# [Set task]
Go through the records and give each one again exactly.

# [Extracted records]
--

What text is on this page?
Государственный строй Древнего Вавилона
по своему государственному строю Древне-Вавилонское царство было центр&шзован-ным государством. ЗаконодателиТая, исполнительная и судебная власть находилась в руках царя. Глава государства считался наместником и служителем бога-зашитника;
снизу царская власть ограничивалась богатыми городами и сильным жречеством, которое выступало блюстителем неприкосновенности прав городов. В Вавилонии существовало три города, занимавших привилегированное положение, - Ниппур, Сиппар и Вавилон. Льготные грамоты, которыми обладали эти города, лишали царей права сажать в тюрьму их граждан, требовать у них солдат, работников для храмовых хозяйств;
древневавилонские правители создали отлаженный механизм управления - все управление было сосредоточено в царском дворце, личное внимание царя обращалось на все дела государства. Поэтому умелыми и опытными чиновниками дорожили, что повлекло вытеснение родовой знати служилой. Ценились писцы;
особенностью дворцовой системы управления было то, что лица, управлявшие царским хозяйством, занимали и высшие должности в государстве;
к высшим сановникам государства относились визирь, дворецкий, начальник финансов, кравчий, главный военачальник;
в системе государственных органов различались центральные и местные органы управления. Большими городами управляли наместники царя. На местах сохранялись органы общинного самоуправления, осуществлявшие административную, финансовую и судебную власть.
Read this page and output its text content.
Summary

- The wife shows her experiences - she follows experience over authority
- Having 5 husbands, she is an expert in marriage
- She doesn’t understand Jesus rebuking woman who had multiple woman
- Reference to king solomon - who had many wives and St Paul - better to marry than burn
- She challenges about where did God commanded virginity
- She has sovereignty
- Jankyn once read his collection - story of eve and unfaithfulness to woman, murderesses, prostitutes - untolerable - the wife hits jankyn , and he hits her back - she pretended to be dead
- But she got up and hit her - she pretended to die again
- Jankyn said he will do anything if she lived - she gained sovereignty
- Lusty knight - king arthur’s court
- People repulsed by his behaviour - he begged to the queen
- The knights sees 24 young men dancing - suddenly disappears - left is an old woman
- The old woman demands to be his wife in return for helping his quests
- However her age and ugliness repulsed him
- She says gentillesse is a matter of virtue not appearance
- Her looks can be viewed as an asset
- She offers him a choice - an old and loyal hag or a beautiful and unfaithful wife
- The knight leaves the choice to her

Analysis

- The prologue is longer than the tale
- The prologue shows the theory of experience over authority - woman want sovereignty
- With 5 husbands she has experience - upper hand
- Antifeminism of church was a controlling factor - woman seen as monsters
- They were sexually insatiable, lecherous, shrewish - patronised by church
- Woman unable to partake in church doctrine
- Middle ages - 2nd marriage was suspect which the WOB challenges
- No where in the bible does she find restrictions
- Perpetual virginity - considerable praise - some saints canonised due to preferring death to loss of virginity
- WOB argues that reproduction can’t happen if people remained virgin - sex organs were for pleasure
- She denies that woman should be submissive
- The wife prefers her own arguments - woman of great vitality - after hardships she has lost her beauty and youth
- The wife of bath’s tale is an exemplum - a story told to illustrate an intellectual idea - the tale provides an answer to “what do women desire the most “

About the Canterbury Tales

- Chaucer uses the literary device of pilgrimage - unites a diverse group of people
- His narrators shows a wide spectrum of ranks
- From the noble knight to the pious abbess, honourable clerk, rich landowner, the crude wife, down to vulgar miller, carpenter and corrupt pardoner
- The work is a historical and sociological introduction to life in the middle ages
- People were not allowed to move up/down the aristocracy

--

# [The response]
What text is on this page?
Государственный строй Древнего Вавилона
по своему государственному строю Древне-Вавилонское царство было центр&шзован-ным государством. ЗаконодателиТая, исполнительная и судебная власть находилась в руках царя. Глава государства считался наместником и служителем бога-зашитника;
снизу царская власть ограничивалась богатыми городами и сильным жречеством, которое выступало блюстителем неприкосновенности прав городов. В Вавилонии существовало три города, занимавших привилегированное положение, - Ниппур, Сиппар и Вавилон. Льготные грамоты, которыми обладали эти города, лишали царей права сажать в тюрьму их граждан, требовать у них солдат, работников для храмовых хозяйств;
древневавилонские правители создали отлаженный механизм управления - все управление было сосредоточено в царском дворце, личное внимание царя обращалось на все дела государства. Поэтому умелыми и опытными чиновниками дорожили, что повлекло вытеснение родовой знати служилой. Ценились писцы;
особенностью дворцовой системы управления было то, что лица, управлявшие царским хозяйством, занимали и высшие должности в государстве;
к высшим сановникам государства относились визирь, дворецкий, начальник финансов, кравчий, главный военачальник;
в системе государственных органов различались центральные и местные органы управления. Большими городами управляли наместники царя. На местах сохранялись органы общинного самоуправления, осуществлявшие административную, финансовую и судебную власть.
Read this page and output its text content.
Summary

- The wife shows her experiences - she follows experience over authority
- Having 5 husbands, she is an expert in marriage
- She doesn’t understand Jesus rebuking woman who had multiple woman
- Reference to king solomon - who had many wives and St Paul - better to marry than burn
- She challenges about where did God commanded virginity
- She has sovereignty
- Jankyn once read his collection - story of eve and unfaithfulness to woman, murderesses, prostitutes - untolerable - the wife hits jankyn , and he hits her back - she pretended to be dead
- But she got up and hit her - she pretended to die again
- Jankyn said he will do anything if she lived - she gained sovereignty
- Lusty knight - king arthur’s court
- People repulsed by his behaviour - he begged to the queen
- The knights sees 24 young men dancing - suddenly disappears - left is an old woman
- The old woman demands to be his wife in return for helping his quests
- However her age and ugliness repulsed him
- She says gentillesse is a matter of virtue not appearance
- Her looks can be viewed as an asset
- She offers him a choice - an old and loyal hag or a beautiful and unfaithful wife
- The knight leaves the choice to her

Analysis

- The prologue is longer than the tale
- The prologue shows the theory of experience over authority - woman want sovereignty
- With 5 husbands she has experience - upper hand
- Antifeminism of church was a controlling factor - woman seen as monsters
- They were sexually insatiable, lecherous, shrewish - patronised by church
- Woman unable to partake in church doctrine
- Middle ages - 2nd marriage was suspect which the WOB challenges
- No where in the bible does she find restrictions
- Perpetual virginity - considerable praise - some saints canonised due to preferring death to loss of virginity
- WOB argues that reproduction can’t happen if people remained virgin - sex organs were for pleasure
- She denies that woman should be submissive
- The wife prefers her own arguments - woman of great vitality - after hardships she has lost her beauty and youth
- The wife of bath’s tale is an exemplum - a story told to illustrate an intellectual idea - the tale provides an answer to “what do women desire the most “

About the Canterbury Tales

- Chaucer uses the literary device of pilgrimage - unites a diverse group of people
- His narrators shows a wide spectrum of ranks
- From the noble knight to the pious abbess, honourable clerk, rich landowner, the crude wife, down to vulgar miller, carpenter and corrupt pardoner
- The work is a historical and sociological introduction to life in the middle ages
- People were not allowed to move up/down the aristocracy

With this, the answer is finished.